Given request:
Determine how many lines include the string "Chorus". Output that number only.

Excerpted records:
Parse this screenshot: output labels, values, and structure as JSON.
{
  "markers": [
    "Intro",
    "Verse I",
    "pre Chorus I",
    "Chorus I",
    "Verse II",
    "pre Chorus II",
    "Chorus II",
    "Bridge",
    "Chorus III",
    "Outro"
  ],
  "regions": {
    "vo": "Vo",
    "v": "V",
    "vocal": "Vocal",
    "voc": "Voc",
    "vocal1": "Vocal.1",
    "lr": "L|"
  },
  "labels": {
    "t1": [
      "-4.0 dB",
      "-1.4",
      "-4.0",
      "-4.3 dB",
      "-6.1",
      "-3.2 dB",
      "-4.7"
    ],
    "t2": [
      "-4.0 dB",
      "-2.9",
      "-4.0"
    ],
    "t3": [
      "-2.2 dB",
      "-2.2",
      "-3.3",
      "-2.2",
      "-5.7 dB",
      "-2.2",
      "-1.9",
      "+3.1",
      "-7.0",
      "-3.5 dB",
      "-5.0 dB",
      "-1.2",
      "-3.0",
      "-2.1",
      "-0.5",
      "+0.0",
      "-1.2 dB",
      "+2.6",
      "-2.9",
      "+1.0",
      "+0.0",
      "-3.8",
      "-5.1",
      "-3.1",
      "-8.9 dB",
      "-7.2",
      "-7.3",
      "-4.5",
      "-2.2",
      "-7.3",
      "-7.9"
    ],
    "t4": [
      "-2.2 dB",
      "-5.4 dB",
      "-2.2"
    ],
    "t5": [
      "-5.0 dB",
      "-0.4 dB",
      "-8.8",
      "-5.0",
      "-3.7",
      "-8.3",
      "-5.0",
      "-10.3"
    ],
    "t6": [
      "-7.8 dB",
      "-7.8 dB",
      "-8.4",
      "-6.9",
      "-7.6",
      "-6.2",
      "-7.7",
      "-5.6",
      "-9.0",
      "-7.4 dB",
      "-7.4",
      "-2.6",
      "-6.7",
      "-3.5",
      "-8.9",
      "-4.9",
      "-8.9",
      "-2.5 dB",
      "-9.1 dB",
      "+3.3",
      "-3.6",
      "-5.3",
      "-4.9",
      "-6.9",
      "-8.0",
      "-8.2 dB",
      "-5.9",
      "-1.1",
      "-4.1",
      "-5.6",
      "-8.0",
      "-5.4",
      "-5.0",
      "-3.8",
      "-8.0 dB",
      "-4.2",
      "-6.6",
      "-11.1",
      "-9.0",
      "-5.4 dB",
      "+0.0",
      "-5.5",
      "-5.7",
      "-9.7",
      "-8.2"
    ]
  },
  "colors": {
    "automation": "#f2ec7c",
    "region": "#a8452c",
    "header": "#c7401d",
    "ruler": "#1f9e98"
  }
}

Written response:
5